> **GIVEN REQUEST**
Make an exact copy of the records, dropping all pictures.

> **ENTRIES SUPPLIED**
──────────

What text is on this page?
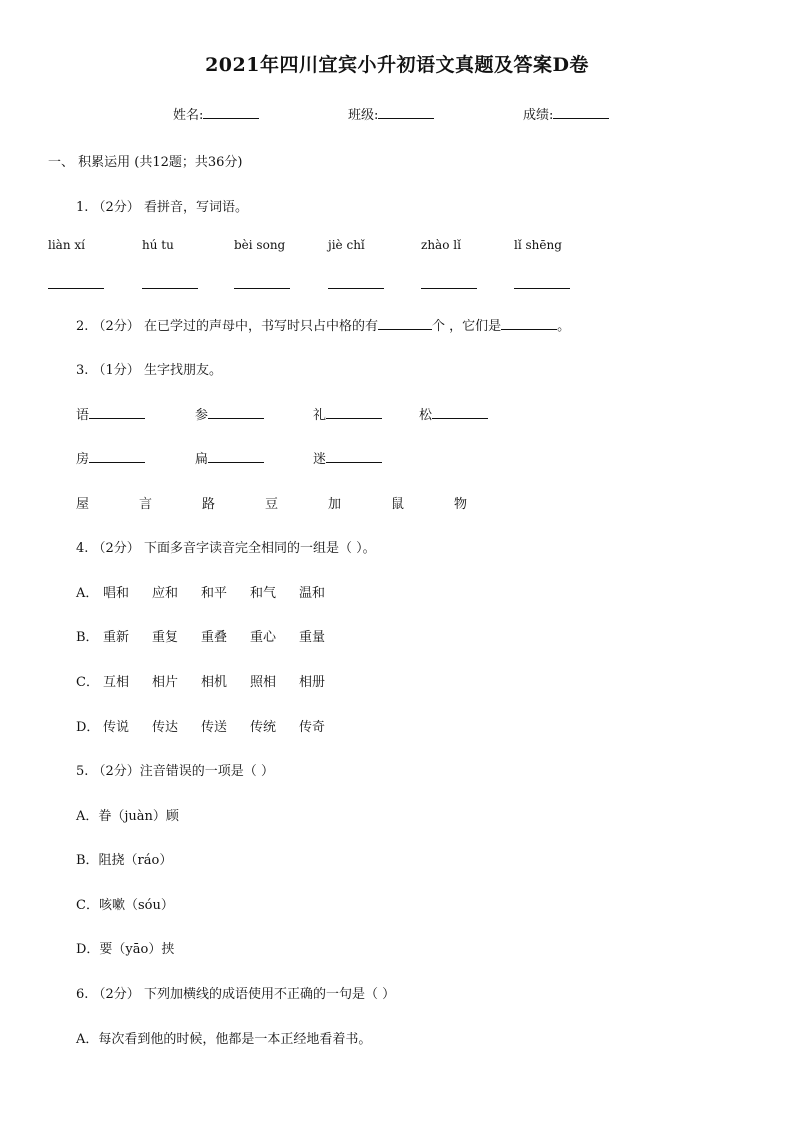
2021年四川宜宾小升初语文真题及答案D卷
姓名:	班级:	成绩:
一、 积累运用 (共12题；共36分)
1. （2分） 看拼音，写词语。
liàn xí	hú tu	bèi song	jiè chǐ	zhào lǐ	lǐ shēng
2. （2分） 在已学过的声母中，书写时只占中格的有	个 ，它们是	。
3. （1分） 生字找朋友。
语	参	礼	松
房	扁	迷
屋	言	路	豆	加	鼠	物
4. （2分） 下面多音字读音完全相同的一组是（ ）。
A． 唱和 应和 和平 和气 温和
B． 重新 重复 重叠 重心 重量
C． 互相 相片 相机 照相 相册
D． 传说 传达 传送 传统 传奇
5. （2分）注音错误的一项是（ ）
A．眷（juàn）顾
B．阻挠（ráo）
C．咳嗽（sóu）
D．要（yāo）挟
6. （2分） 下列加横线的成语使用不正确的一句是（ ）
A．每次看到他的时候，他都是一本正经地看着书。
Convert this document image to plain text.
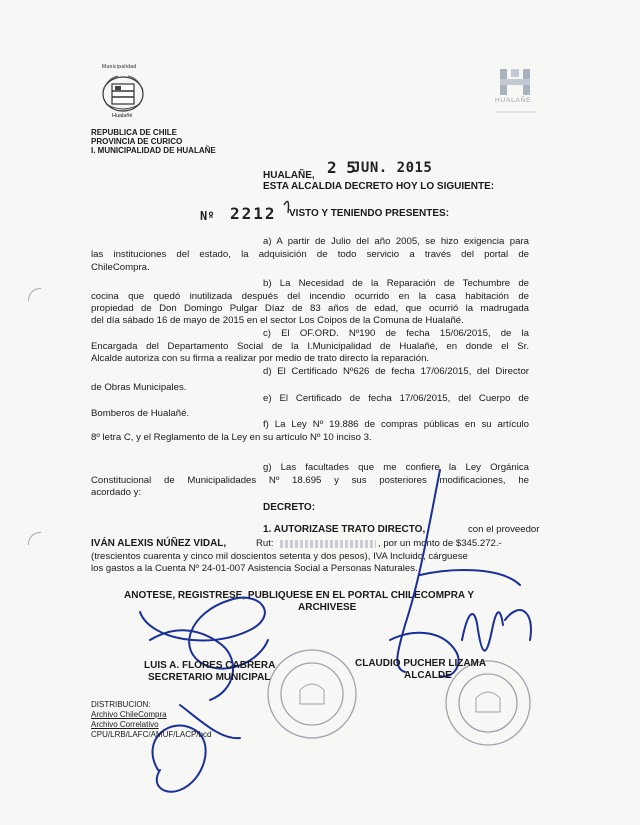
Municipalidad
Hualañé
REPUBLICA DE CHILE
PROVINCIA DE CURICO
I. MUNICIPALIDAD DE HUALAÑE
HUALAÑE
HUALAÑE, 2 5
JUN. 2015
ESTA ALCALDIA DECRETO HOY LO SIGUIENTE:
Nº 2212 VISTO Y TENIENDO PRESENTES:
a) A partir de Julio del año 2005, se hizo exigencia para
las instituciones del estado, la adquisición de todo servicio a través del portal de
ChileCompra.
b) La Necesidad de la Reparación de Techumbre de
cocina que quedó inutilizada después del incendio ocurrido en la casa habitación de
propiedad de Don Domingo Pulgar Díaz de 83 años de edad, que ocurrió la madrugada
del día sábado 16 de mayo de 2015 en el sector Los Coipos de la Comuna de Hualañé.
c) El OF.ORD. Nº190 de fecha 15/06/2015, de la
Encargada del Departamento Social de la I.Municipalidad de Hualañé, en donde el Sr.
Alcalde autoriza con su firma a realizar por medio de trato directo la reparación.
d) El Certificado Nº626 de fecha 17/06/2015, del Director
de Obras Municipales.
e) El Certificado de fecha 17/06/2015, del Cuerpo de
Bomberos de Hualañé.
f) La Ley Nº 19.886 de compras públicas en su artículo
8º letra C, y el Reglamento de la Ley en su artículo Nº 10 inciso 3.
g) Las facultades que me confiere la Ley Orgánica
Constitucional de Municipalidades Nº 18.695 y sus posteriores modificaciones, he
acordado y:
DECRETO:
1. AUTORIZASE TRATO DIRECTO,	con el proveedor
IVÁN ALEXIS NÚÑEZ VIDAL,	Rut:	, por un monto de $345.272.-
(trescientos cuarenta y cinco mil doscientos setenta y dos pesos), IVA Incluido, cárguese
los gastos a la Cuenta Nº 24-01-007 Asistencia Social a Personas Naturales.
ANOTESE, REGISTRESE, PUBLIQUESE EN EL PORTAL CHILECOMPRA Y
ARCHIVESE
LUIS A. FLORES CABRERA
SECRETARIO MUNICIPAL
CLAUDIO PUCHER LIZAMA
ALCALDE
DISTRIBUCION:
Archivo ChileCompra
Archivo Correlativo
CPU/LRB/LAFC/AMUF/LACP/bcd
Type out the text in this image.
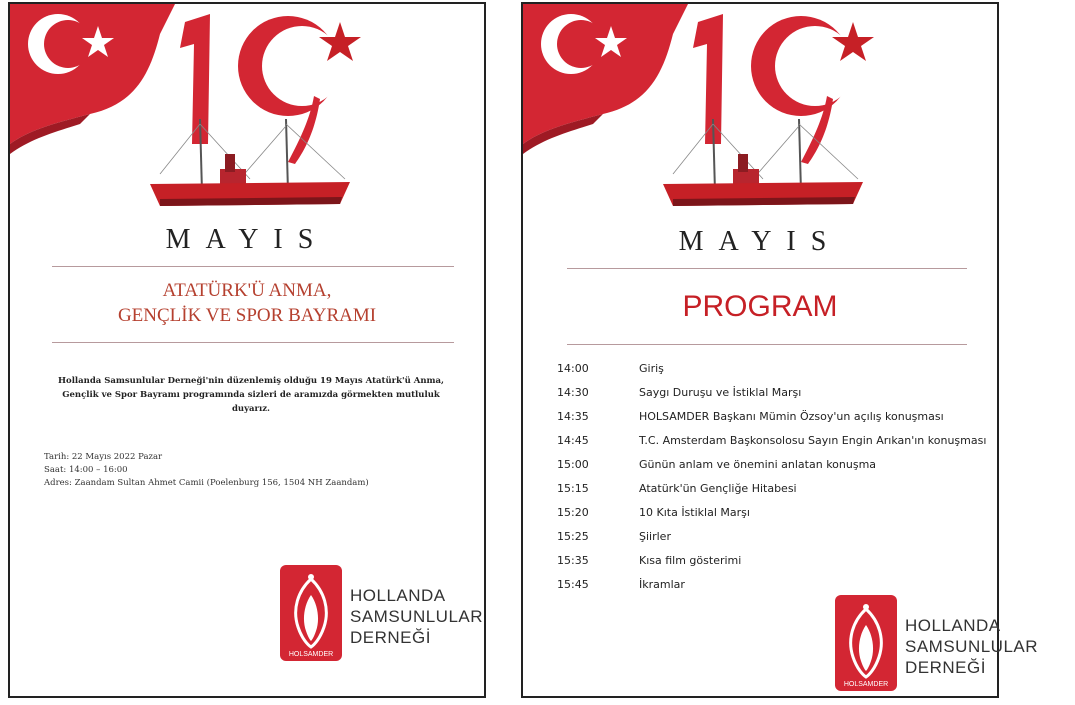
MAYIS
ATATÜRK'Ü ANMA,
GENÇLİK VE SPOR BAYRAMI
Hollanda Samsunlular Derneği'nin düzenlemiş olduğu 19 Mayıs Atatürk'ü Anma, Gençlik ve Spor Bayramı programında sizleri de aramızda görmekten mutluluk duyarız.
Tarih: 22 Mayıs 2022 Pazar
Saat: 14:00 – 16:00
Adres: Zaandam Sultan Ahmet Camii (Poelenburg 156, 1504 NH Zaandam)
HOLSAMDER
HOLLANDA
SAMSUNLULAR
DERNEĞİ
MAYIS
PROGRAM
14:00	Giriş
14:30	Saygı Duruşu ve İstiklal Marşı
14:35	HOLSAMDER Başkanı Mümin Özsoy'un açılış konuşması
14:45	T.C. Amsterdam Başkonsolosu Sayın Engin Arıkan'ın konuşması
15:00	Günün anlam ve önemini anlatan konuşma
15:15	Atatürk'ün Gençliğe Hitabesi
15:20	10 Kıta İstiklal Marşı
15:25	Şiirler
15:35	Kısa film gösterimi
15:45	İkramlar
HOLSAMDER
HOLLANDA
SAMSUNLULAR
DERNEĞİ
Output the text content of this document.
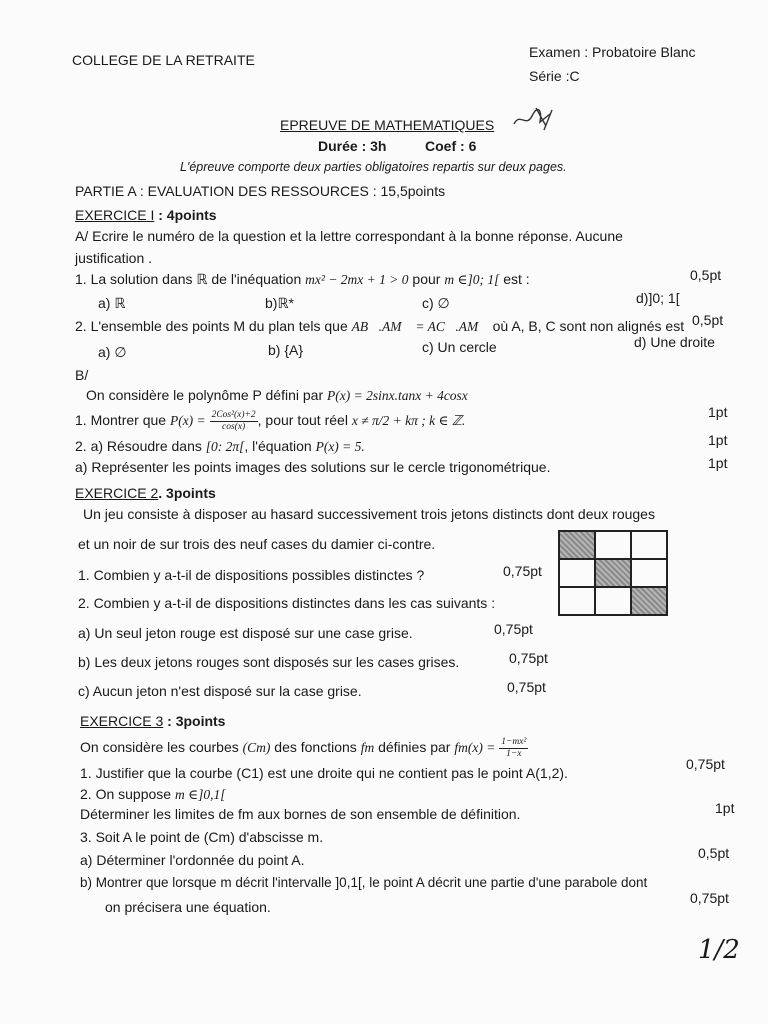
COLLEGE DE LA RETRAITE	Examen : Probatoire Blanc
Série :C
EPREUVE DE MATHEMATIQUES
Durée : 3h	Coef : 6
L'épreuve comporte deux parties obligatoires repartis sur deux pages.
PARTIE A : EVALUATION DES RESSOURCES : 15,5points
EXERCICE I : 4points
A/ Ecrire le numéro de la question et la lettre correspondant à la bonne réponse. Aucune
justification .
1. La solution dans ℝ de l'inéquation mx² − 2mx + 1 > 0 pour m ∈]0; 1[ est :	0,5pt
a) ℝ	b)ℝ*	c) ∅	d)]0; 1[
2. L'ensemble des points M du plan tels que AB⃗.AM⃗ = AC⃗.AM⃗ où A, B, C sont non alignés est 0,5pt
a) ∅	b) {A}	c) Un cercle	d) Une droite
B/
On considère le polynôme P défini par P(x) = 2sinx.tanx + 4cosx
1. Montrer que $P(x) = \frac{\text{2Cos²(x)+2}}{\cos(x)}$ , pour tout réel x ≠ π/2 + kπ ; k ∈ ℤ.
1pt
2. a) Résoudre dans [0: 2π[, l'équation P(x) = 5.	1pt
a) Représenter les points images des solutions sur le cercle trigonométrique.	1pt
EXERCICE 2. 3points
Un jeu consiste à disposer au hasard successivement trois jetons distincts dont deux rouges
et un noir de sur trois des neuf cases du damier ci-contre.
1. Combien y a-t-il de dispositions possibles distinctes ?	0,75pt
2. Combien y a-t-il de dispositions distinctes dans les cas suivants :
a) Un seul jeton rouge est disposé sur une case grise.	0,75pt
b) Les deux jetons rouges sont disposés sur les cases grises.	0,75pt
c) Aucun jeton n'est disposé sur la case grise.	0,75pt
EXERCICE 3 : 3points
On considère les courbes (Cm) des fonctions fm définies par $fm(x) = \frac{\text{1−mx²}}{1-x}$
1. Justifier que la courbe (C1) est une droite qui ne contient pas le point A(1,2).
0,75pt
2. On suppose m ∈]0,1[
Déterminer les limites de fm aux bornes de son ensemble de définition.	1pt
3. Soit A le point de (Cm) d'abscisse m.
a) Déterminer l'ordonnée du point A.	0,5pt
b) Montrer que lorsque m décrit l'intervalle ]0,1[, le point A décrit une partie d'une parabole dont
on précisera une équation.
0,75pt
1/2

──────────

> **WRITTEN REPLY**
What text is on this page?
2021年四川宜宾小升初语文真题及答案D卷
姓名:	班级:	成绩:
一、 积累运用 (共12题；共36分)
1. （2分） 看拼音，写词语。
liàn xí	hú tu	bèi song	jiè chǐ	zhào lǐ	lǐ shēng
2. （2分） 在已学过的声母中，书写时只占中格的有	个 ，它们是	。
3. （1分） 生字找朋友。
语	参	礼	松
房	扁	迷
屋	言	路	豆	加	鼠	物
4. （2分） 下面多音字读音完全相同的一组是（ ）。
A． 唱和 应和 和平 和气 温和
B． 重新 重复 重叠 重心 重量
C． 互相 相片 相机 照相 相册
D． 传说 传达 传送 传统 传奇
5. （2分）注音错误的一项是（ ）
A．眷（juàn）顾
B．阻挠（ráo）
C．咳嗽（sóu）
D．要（yāo）挟
6. （2分） 下列加横线的成语使用不正确的一句是（ ）
A．每次看到他的时候，他都是一本正经地看着书。
Convert this document image to plain text.
Municipalidad
Hualañé
REPUBLICA DE CHILE
PROVINCIA DE CURICO
I. MUNICIPALIDAD DE HUALAÑE
HUALAÑE
HUALAÑE, 2 5
JUN. 2015
ESTA ALCALDIA DECRETO HOY LO SIGUIENTE:
Nº 2212 VISTO Y TENIENDO PRESENTES:
a) A partir de Julio del año 2005, se hizo exigencia para
las instituciones del estado, la adquisición de todo servicio a través del portal de
ChileCompra.
b) La Necesidad de la Reparación de Techumbre de
cocina que quedó inutilizada después del incendio ocurrido en la casa habitación de
propiedad de Don Domingo Pulgar Díaz de 83 años de edad, que ocurrió la madrugada
del día sábado 16 de mayo de 2015 en el sector Los Coipos de la Comuna de Hualañé.
c) El OF.ORD. Nº190 de fecha 15/06/2015, de la
Encargada del Departamento Social de la I.Municipalidad de Hualañé, en donde el Sr.
Alcalde autoriza con su firma a realizar por medio de trato directo la reparación.
d) El Certificado Nº626 de fecha 17/06/2015, del Director
de Obras Municipales.
e) El Certificado de fecha 17/06/2015, del Cuerpo de
Bomberos de Hualañé.
f) La Ley Nº 19.886 de compras públicas en su artículo
8º letra C, y el Reglamento de la Ley en su artículo Nº 10 inciso 3.
g) Las facultades que me confiere la Ley Orgánica
Constitucional de Municipalidades Nº 18.695 y sus posteriores modificaciones, he
acordado y:
DECRETO:
1. AUTORIZASE TRATO DIRECTO,	con el proveedor
IVÁN ALEXIS NÚÑEZ VIDAL,	Rut:	, por un monto de $345.272.-
(trescientos cuarenta y cinco mil doscientos setenta y dos pesos), IVA Incluido, cárguese
los gastos a la Cuenta Nº 24-01-007 Asistencia Social a Personas Naturales.
ANOTESE, REGISTRESE, PUBLIQUESE EN EL PORTAL CHILECOMPRA Y
ARCHIVESE
LUIS A. FLORES CABRERA
SECRETARIO MUNICIPAL
CLAUDIO PUCHER LIZAMA
ALCALDE
DISTRIBUCION:
Archivo ChileCompra
Archivo Correlativo
CPU/LRB/LAFC/AMUF/LACP/bcd
Type out the text in this image.
MAYIS
ATATÜRK'Ü ANMA,
GENÇLİK VE SPOR BAYRAMI
Hollanda Samsunlular Derneği'nin düzenlemiş olduğu 19 Mayıs Atatürk'ü Anma, Gençlik ve Spor Bayramı programında sizleri de aramızda görmekten mutluluk duyarız.
Tarih: 22 Mayıs 2022 Pazar
Saat: 14:00 – 16:00
Adres: Zaandam Sultan Ahmet Camii (Poelenburg 156, 1504 NH Zaandam)
HOLSAMDER
HOLLANDA
SAMSUNLULAR
DERNEĞİ
MAYIS
PROGRAM
14:00	Giriş
14:30	Saygı Duruşu ve İstiklal Marşı
14:35	HOLSAMDER Başkanı Mümin Özsoy'un açılış konuşması
14:45	T.C. Amsterdam Başkonsolosu Sayın Engin Arıkan'ın konuşması
15:00	Günün anlam ve önemini anlatan konuşma
15:15	Atatürk'ün Gençliğe Hitabesi
15:20	10 Kıta İstiklal Marşı
15:25	Şiirler
15:35	Kısa film gösterimi
15:45	İkramlar
HOLSAMDER
HOLLANDA
SAMSUNLULAR
DERNEĞİ
Output the text content of this document.
COLLEGE DE LA RETRAITE	Examen : Probatoire Blanc
Série :C
EPREUVE DE MATHEMATIQUES
Durée : 3h	Coef : 6
L'épreuve comporte deux parties obligatoires repartis sur deux pages.
PARTIE A : EVALUATION DES RESSOURCES : 15,5points
EXERCICE I : 4points
A/ Ecrire le numéro de la question et la lettre correspondant à la bonne réponse. Aucune
justification .
1. La solution dans ℝ de l'inéquation mx² − 2mx + 1 > 0 pour m ∈]0; 1[ est :	0,5pt
a) ℝ	b)ℝ*	c) ∅	d)]0; 1[
2. L'ensemble des points M du plan tels que AB⃗.AM⃗ = AC⃗.AM⃗ où A, B, C sont non alignés est 0,5pt
a) ∅	b) {A}	c) Un cercle	d) Une droite
B/
On considère le polynôme P défini par P(x) = 2sinx.tanx + 4cosx
1. Montrer que $P(x) = \frac{\text{2Cos²(x)+2}}{\cos(x)}$ , pour tout réel x ≠ π/2 + kπ ; k ∈ ℤ.
1pt
2. a) Résoudre dans [0: 2π[, l'équation P(x) = 5.	1pt
a) Représenter les points images des solutions sur le cercle trigonométrique.	1pt
EXERCICE 2. 3points
Un jeu consiste à disposer au hasard successivement trois jetons distincts dont deux rouges
et un noir de sur trois des neuf cases du damier ci-contre.
1. Combien y a-t-il de dispositions possibles distinctes ?	0,75pt
2. Combien y a-t-il de dispositions distinctes dans les cas suivants :
a) Un seul jeton rouge est disposé sur une case grise.	0,75pt
b) Les deux jetons rouges sont disposés sur les cases grises.	0,75pt
c) Aucun jeton n'est disposé sur la case grise.	0,75pt
EXERCICE 3 : 3points
On considère les courbes (Cm) des fonctions fm définies par $fm(x) = \frac{\text{1−mx²}}{1-x}$
1. Justifier que la courbe (C1) est une droite qui ne contient pas le point A(1,2).
0,75pt
2. On suppose m ∈]0,1[
Déterminer les limites de fm aux bornes de son ensemble de définition.	1pt
3. Soit A le point de (Cm) d'abscisse m.
a) Déterminer l'ordonnée du point A.	0,5pt
b) Montrer que lorsque m décrit l'intervalle ]0,1[, le point A décrit une partie d'une parabole dont
on précisera une équation.
0,75pt
1/2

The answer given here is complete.